:: What is being asked ::
All of the material below is to be retyped exactly.

:: Records to process ::
══════

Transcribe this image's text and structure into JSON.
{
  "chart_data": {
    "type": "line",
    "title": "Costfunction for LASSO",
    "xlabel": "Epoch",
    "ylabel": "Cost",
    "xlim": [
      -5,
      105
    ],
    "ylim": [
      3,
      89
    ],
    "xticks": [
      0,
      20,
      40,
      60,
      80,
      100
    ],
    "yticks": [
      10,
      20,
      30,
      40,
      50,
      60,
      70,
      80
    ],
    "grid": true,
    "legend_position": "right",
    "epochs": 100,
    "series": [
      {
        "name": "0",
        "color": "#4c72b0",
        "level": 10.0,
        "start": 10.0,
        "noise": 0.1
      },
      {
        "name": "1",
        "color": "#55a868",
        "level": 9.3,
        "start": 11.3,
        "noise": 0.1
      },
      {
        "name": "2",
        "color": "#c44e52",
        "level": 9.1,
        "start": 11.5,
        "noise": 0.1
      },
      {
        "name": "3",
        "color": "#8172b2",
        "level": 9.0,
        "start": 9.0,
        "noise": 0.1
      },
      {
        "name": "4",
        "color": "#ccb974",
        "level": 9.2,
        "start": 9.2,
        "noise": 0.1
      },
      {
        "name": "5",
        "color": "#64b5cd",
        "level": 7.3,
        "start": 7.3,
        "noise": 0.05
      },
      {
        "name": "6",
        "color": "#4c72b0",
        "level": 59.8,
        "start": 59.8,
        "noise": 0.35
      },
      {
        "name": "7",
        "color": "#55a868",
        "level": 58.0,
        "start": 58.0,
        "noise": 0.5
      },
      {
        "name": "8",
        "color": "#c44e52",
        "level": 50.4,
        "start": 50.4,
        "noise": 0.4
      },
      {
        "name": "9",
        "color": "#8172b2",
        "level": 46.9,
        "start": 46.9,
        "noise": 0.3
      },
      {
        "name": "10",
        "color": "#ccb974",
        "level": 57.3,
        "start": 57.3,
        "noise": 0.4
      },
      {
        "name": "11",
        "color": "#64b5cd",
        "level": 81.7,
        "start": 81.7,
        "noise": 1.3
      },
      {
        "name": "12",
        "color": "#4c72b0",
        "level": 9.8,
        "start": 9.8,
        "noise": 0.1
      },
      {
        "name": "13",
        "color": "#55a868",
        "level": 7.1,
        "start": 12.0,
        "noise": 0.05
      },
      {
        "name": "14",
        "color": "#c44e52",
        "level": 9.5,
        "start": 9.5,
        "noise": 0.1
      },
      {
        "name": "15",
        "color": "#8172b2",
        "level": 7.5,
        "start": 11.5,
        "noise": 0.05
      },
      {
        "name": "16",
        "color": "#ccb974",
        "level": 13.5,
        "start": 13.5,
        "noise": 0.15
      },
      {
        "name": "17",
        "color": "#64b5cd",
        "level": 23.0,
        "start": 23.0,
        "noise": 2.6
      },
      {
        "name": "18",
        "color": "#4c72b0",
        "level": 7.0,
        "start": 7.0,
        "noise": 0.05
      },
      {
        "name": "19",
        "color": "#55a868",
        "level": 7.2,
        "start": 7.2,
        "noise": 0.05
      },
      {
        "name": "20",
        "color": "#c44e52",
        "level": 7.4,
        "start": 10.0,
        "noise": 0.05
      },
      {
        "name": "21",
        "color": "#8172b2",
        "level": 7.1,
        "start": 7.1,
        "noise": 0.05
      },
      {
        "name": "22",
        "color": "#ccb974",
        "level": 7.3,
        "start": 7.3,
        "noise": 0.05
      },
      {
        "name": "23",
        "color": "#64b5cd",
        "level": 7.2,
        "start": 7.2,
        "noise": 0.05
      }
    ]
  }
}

══════

:: Exercise result ::
Transcribe this image's text and structure into JSON.
{
  "chart_data": {
    "type": "line",
    "title": "Costfunction for LASSO",
    "xlabel": "Epoch",
    "ylabel": "Cost",
    "xlim": [
      -5,
      105
    ],
    "ylim": [
      3,
      89
    ],
    "xticks": [
      0,
      20,
      40,
      60,
      80,
      100
    ],
    "yticks": [
      10,
      20,
      30,
      40,
      50,
      60,
      70,
      80
    ],
    "grid": true,
    "legend_position": "right",
    "epochs": 100,
    "series": [
      {
        "name": "0",
        "color": "#4c72b0",
        "level": 10.0,
        "start": 10.0,
        "noise": 0.1
      },
      {
        "name": "1",
        "color": "#55a868",
        "level": 9.3,
        "start": 11.3,
        "noise": 0.1
      },
      {
        "name": "2",
        "color": "#c44e52",
        "level": 9.1,
        "start": 11.5,
        "noise": 0.1
      },
      {
        "name": "3",
        "color": "#8172b2",
        "level": 9.0,
        "start": 9.0,
        "noise": 0.1
      },
      {
        "name": "4",
        "color": "#ccb974",
        "level": 9.2,
        "start": 9.2,
        "noise": 0.1
      },
      {
        "name": "5",
        "color": "#64b5cd",
        "level": 7.3,
        "start": 7.3,
        "noise": 0.05
      },
      {
        "name": "6",
        "color": "#4c72b0",
        "level": 59.8,
        "start": 59.8,
        "noise": 0.35
      },
      {
        "name": "7",
        "color": "#55a868",
        "level": 58.0,
        "start": 58.0,
        "noise": 0.5
      },
      {
        "name": "8",
        "color": "#c44e52",
        "level": 50.4,
        "start": 50.4,
        "noise": 0.4
      },
      {
        "name": "9",
        "color": "#8172b2",
        "level": 46.9,
        "start": 46.9,
        "noise": 0.3
      },
      {
        "name": "10",
        "color": "#ccb974",
        "level": 57.3,
        "start": 57.3,
        "noise": 0.4
      },
      {
        "name": "11",
        "color": "#64b5cd",
        "level": 81.7,
        "start": 81.7,
        "noise": 1.3
      },
      {
        "name": "12",
        "color": "#4c72b0",
        "level": 9.8,
        "start": 9.8,
        "noise": 0.1
      },
      {
        "name": "13",
        "color": "#55a868",
        "level": 7.1,
        "start": 12.0,
        "noise": 0.05
      },
      {
        "name": "14",
        "color": "#c44e52",
        "level": 9.5,
        "start": 9.5,
        "noise": 0.1
      },
      {
        "name": "15",
        "color": "#8172b2",
        "level": 7.5,
        "start": 11.5,
        "noise": 0.05
      },
      {
        "name": "16",
        "color": "#ccb974",
        "level": 13.5,
        "start": 13.5,
        "noise": 0.15
      },
      {
        "name": "17",
        "color": "#64b5cd",
        "level": 23.0,
        "start": 23.0,
        "noise": 2.6
      },
      {
        "name": "18",
        "color": "#4c72b0",
        "level": 7.0,
        "start": 7.0,
        "noise": 0.05
      },
      {
        "name": "19",
        "color": "#55a868",
        "level": 7.2,
        "start": 7.2,
        "noise": 0.05
      },
      {
        "name": "20",
        "color": "#c44e52",
        "level": 7.4,
        "start": 10.0,
        "noise": 0.05
      },
      {
        "name": "21",
        "color": "#8172b2",
        "level": 7.1,
        "start": 7.1,
        "noise": 0.05
      },
      {
        "name": "22",
        "color": "#ccb974",
        "level": 7.3,
        "start": 7.3,
        "noise": 0.05
      },
      {
        "name": "23",
        "color": "#64b5cd",
        "level": 7.2,
        "start": 7.2,
        "noise": 0.05
      }
    ]
  }
}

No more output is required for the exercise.